▸ WHAT IS REQUIRED:
Give only the number of lines in the listing below where the string "Total" occurs.

Records contained in a dataset:
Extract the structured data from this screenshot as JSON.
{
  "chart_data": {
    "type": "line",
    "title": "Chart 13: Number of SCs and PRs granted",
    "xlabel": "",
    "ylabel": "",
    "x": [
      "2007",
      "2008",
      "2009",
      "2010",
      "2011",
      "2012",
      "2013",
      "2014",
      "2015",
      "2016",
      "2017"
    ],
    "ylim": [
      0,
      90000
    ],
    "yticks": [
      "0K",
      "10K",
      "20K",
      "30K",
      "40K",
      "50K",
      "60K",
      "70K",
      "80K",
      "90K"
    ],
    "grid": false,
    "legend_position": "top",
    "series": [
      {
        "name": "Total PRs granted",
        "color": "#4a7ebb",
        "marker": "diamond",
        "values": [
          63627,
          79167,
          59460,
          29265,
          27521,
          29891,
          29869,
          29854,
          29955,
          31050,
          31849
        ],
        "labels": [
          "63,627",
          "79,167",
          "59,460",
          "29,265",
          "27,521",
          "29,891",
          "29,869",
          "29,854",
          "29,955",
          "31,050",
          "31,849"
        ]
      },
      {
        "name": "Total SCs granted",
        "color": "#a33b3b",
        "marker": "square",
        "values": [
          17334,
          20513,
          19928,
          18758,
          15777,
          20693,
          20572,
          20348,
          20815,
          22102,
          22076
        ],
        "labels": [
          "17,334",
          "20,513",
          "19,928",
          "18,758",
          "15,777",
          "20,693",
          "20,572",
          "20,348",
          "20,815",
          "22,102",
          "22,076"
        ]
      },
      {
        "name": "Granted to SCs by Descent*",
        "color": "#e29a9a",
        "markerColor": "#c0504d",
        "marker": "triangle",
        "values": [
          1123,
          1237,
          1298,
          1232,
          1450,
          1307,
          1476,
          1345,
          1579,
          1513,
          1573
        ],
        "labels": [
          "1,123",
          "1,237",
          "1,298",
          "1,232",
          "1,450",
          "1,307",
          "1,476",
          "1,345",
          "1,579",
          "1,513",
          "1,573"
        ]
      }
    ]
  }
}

▸ WRITTEN RESPONSE:
2